### TEXTO

Resumo: O inventário e partilha extrajudiciais foram procedimentos reinseridos no ordenamento jurídico brasileiro por ocasião da entrada em vigor da lei 11.441/2007. Aborda-se neste artigo: conceito; histórico; competência notarial; regime jurídico aplicável; o prazo e multa tributária; pressupostos e requisitos legais; partilha parcial e sobrepartilha; repercussões tributárias do instituto; e a gratuidade da escritura pública.

Conceito

A palavra inventário se origina do latim invenire, que traduz a ideia de encontrar, achar, descobrir, inventar. Decorre também de inventum, isto é, invenção, invento, descoberta (VENOSA, 2011, p. 37). Em sentido lato, trata-se do procedimento destinado à declaração do patrimônio do falecido para a liquidação do acervo, com eventual quitação de dívida e partilha do saldo remanescente em favor dos sucessores (KÜMPEL, 2017, p. 911).

######
### EXTRATO DE DADOS

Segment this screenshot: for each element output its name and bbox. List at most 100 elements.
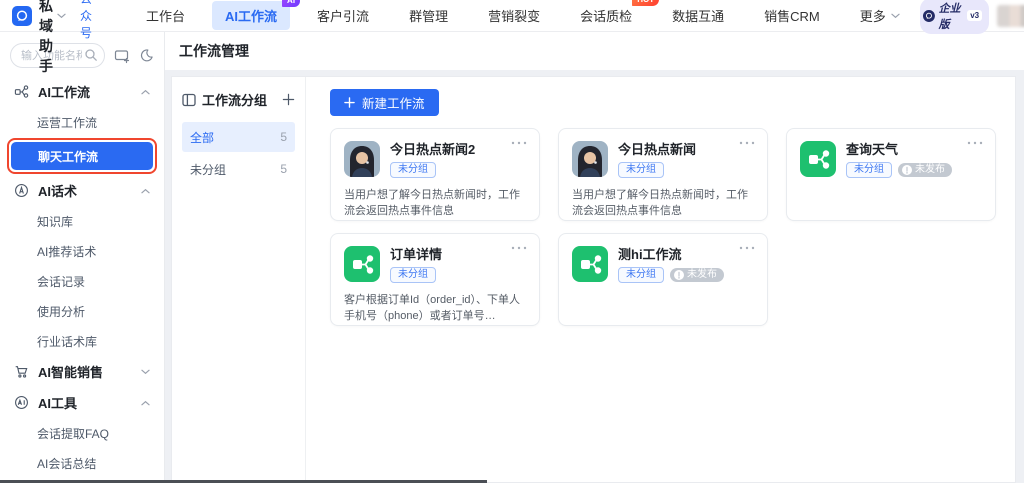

######

▶ [INSTRUÇÃO]
Reproduza o trecho do texto sobre inventário que vai de "A palavra inventário" até "2017, p. 911).", trocando "falecido" por "autor da herança".

▶ [RESPOSTA]
A palavra inventário se origina do latim invenire, que traduz a ideia de encontrar, achar, descobrir, inventar. Decorre também de inventum, isto é, invenção, invento, descoberta (VENOSA, 2011, p. 37). Em sentido lato, trata-se do procedimento destinado à declaração do patrimônio do autor da herança para a liquidação do acervo, com eventual quitação de dívida e partilha do saldo remanescente em favor dos sucessores (KÜMPEL, 2017, p. 911).